- EXERCISE BRIEF -
Reproduce the records below in full and word for word, excluding pictures.

=-=-=-=-=

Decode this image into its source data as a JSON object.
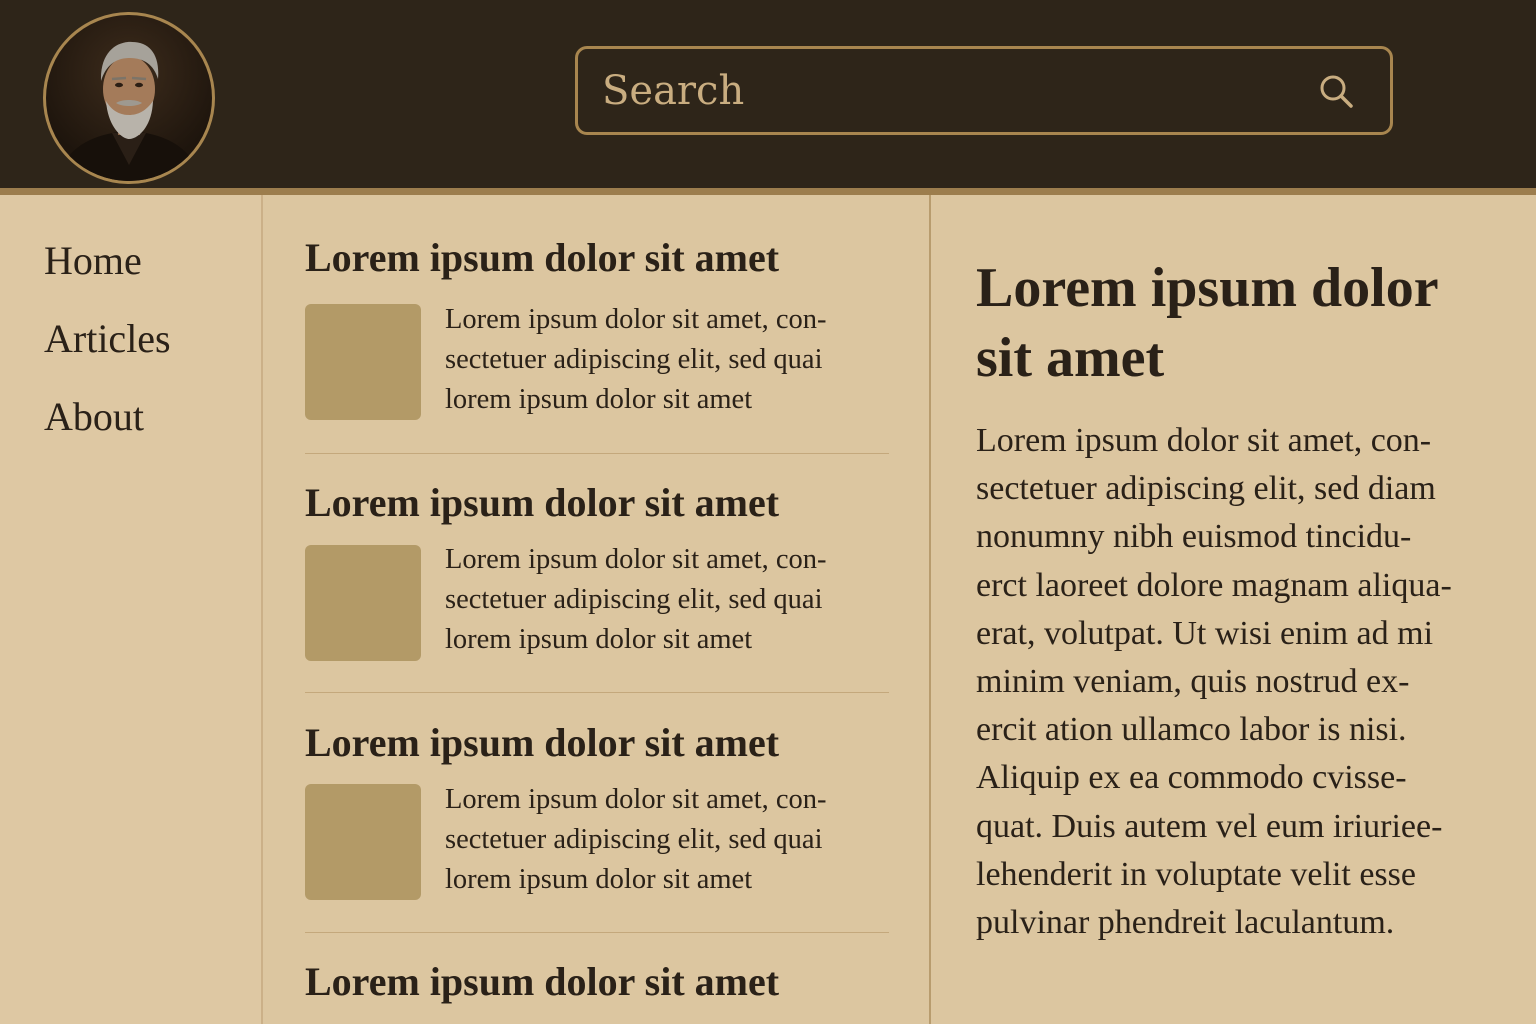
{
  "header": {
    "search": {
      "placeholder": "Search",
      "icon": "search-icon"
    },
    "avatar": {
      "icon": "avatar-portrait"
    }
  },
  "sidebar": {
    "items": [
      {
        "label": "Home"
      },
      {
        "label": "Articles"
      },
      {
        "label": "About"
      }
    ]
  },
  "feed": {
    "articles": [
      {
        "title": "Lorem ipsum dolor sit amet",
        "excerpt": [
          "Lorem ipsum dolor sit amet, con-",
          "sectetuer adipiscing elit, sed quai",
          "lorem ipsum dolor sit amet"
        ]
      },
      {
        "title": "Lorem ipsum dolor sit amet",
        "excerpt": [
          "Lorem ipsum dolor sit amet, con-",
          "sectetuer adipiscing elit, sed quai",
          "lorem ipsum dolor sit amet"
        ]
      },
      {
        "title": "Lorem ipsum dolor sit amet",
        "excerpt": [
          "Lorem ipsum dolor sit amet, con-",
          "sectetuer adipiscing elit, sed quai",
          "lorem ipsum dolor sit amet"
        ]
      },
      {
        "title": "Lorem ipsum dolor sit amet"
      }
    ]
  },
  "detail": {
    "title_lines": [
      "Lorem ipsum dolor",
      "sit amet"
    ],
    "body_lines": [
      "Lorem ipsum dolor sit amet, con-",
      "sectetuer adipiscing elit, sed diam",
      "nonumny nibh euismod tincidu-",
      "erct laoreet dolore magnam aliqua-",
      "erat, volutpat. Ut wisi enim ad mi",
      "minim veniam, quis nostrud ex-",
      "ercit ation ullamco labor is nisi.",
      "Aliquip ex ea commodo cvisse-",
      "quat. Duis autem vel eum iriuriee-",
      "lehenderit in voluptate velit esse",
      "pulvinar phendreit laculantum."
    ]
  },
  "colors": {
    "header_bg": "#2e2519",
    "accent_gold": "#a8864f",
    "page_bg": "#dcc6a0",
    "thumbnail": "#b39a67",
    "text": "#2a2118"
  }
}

=-=-=-=-=

- SOLUTION -
Decode this image into its source data as a JSON object.
{
  "header": {
    "search": {
      "placeholder": "Search",
      "icon": "search-icon"
    },
    "avatar": {
      "icon": "avatar-portrait"
    }
  },
  "sidebar": {
    "items": [
      {
        "label": "Home"
      },
      {
        "label": "Articles"
      },
      {
        "label": "About"
      }
    ]
  },
  "feed": {
    "articles": [
      {
        "title": "Lorem ipsum dolor sit amet",
        "excerpt": [
          "Lorem ipsum dolor sit amet, con-",
          "sectetuer adipiscing elit, sed quai",
          "lorem ipsum dolor sit amet"
        ]
      },
      {
        "title": "Lorem ipsum dolor sit amet",
        "excerpt": [
          "Lorem ipsum dolor sit amet, con-",
          "sectetuer adipiscing elit, sed quai",
          "lorem ipsum dolor sit amet"
        ]
      },
      {
        "title": "Lorem ipsum dolor sit amet",
        "excerpt": [
          "Lorem ipsum dolor sit amet, con-",
          "sectetuer adipiscing elit, sed quai",
          "lorem ipsum dolor sit amet"
        ]
      },
      {
        "title": "Lorem ipsum dolor sit amet"
      }
    ]
  },
  "detail": {
    "title_lines": [
      "Lorem ipsum dolor",
      "sit amet"
    ],
    "body_lines": [
      "Lorem ipsum dolor sit amet, con-",
      "sectetuer adipiscing elit, sed diam",
      "nonumny nibh euismod tincidu-",
      "erct laoreet dolore magnam aliqua-",
      "erat, volutpat. Ut wisi enim ad mi",
      "minim veniam, quis nostrud ex-",
      "ercit ation ullamco labor is nisi.",
      "Aliquip ex ea commodo cvisse-",
      "quat. Duis autem vel eum iriuriee-",
      "lehenderit in voluptate velit esse",
      "pulvinar phendreit laculantum."
    ]
  },
  "colors": {
    "header_bg": "#2e2519",
    "accent_gold": "#a8864f",
    "page_bg": "#dcc6a0",
    "thumbnail": "#b39a67",
    "text": "#2a2118"
  }
}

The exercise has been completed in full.